Task requirements: Calculate how many lines in the following records hold the word "legend", and report that number without comment.

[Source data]
-=-=-=-=-
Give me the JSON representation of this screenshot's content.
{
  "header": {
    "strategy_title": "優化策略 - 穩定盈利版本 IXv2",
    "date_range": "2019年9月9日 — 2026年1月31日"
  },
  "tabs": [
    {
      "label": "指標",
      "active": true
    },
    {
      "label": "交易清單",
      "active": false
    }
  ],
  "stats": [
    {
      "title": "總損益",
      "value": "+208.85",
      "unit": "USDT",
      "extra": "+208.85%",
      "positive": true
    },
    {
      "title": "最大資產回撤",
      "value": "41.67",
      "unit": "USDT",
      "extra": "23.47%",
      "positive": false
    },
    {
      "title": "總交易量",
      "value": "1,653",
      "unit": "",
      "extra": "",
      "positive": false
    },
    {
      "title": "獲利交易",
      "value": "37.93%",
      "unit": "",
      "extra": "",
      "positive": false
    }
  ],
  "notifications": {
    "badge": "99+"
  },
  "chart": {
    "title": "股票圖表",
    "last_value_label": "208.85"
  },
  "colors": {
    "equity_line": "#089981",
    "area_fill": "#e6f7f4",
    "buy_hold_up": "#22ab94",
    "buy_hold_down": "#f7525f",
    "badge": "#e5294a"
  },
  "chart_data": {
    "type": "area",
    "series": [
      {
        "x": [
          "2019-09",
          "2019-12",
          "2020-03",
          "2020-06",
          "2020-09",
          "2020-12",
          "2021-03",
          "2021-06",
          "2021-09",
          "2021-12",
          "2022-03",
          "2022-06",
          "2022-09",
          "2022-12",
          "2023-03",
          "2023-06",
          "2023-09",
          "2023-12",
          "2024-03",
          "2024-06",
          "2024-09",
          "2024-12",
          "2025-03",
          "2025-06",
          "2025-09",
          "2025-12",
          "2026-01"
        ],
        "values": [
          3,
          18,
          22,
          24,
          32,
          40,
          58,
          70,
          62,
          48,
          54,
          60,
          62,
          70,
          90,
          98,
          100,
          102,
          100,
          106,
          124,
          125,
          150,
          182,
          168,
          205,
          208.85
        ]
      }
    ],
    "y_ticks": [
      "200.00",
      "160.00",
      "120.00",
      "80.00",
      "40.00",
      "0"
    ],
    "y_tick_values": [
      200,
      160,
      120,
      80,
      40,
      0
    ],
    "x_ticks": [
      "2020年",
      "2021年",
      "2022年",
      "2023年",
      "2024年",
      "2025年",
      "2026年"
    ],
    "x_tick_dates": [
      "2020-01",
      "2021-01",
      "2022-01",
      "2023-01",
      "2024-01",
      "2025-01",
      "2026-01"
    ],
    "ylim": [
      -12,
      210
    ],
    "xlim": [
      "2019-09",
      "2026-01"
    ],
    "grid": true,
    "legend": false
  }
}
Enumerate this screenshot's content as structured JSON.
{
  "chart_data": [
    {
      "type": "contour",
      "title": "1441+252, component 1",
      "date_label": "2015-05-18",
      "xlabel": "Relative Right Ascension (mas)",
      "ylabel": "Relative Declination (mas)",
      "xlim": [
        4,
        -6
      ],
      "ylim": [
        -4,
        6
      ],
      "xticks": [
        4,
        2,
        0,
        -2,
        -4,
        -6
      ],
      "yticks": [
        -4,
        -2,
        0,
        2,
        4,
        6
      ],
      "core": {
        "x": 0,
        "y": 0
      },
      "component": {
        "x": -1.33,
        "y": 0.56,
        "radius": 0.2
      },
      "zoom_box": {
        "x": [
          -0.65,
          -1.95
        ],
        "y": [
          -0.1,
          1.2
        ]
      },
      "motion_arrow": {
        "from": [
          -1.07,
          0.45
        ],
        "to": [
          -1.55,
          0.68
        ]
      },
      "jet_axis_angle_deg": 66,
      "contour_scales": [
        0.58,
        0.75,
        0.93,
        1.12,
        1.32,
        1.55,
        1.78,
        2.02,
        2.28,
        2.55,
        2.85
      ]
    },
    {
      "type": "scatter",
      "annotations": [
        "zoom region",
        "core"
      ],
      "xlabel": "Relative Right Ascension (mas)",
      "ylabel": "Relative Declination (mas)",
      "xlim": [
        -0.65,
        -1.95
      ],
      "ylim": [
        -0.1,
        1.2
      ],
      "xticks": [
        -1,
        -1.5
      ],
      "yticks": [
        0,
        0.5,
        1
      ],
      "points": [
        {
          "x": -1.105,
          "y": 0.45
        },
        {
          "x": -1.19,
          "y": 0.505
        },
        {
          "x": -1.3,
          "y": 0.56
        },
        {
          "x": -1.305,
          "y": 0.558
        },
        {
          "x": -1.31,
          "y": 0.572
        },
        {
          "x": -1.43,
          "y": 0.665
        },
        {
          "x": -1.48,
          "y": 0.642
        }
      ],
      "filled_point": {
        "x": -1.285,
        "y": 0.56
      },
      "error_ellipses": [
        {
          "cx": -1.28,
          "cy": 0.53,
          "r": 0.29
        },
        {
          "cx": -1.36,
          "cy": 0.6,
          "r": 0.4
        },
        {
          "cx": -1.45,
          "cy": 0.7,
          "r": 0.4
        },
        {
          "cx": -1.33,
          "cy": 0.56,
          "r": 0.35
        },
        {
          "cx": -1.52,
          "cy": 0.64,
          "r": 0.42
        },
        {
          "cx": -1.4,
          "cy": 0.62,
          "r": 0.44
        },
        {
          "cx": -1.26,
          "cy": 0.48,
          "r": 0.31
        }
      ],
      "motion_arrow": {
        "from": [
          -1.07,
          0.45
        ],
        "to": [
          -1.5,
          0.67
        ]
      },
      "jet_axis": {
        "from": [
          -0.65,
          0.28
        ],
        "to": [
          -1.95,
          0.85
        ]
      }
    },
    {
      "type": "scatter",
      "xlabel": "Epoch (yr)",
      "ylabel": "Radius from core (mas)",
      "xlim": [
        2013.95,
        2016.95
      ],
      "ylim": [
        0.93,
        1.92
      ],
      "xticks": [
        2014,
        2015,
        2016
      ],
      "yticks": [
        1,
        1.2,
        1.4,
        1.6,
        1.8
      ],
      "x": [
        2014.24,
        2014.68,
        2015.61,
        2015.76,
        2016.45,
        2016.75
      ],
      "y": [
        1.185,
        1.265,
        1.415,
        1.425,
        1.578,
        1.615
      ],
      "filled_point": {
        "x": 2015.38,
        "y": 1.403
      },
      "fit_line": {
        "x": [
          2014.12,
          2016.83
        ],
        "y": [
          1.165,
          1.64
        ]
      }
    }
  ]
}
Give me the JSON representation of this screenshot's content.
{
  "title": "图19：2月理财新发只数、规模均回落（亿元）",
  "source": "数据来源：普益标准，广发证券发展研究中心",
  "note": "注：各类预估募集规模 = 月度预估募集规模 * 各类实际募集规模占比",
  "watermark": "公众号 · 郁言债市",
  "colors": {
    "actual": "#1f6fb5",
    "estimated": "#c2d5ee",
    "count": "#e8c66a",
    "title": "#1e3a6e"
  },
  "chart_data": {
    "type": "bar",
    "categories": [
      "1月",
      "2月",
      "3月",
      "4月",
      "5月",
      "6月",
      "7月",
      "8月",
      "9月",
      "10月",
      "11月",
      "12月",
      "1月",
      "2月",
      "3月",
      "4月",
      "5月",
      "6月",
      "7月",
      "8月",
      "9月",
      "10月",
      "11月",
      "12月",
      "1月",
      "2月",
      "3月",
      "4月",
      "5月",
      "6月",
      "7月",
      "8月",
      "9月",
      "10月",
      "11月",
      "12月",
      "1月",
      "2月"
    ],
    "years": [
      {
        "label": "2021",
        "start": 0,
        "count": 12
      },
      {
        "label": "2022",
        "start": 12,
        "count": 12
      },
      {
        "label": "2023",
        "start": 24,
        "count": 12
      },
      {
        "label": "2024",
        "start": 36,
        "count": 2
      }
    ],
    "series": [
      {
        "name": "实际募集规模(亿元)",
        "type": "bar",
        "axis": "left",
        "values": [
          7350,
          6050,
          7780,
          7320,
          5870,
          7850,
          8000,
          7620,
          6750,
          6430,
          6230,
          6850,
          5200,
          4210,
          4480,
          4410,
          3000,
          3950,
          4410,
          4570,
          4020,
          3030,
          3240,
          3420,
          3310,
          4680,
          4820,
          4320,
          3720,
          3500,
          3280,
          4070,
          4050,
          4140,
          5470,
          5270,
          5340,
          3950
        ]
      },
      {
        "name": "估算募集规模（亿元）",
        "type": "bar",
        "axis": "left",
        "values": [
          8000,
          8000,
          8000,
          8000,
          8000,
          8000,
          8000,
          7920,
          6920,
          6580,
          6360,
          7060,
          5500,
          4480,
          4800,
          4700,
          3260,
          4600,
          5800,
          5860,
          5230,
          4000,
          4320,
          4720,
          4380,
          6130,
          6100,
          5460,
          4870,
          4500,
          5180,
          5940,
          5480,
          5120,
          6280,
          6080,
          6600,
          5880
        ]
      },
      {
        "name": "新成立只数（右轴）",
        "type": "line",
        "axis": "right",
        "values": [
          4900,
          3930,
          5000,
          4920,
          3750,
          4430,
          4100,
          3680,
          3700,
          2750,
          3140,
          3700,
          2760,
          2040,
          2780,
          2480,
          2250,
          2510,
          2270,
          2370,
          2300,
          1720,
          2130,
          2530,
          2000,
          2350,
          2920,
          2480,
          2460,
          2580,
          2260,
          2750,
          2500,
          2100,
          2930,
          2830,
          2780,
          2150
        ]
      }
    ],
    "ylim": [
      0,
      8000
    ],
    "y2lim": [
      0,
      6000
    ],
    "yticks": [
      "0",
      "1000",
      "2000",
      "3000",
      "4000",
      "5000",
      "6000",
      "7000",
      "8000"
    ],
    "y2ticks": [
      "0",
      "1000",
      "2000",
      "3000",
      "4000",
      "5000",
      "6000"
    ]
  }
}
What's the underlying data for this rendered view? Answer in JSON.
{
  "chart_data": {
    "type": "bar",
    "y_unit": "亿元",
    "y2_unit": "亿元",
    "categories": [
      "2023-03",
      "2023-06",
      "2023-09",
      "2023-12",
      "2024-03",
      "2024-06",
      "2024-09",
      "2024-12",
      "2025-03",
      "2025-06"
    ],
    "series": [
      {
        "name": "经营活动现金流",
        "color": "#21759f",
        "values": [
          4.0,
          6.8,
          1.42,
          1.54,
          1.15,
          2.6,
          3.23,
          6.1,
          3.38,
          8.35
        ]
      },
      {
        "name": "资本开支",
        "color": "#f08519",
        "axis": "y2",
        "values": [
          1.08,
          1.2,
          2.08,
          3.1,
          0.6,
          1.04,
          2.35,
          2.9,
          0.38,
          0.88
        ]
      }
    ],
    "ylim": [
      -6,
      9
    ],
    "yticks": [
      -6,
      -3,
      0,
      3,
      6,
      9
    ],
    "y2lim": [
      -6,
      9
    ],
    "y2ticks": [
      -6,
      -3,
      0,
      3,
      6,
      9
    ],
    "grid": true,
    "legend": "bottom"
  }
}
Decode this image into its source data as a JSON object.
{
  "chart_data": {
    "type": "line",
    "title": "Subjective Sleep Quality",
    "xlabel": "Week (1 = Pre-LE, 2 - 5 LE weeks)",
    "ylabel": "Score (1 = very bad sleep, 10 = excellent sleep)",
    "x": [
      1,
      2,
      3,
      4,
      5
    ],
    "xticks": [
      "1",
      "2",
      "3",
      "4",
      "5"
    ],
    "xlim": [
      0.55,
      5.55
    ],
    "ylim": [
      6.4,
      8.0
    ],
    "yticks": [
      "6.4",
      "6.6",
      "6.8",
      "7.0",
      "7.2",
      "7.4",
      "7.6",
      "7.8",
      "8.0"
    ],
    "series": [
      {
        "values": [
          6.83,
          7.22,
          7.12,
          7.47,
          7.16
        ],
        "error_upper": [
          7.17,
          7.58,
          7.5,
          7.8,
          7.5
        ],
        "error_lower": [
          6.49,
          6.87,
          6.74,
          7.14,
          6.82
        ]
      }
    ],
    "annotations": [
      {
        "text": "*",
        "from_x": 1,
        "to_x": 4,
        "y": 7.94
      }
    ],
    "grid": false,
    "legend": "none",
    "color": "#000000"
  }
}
-=-=-=-=-
The reply: 3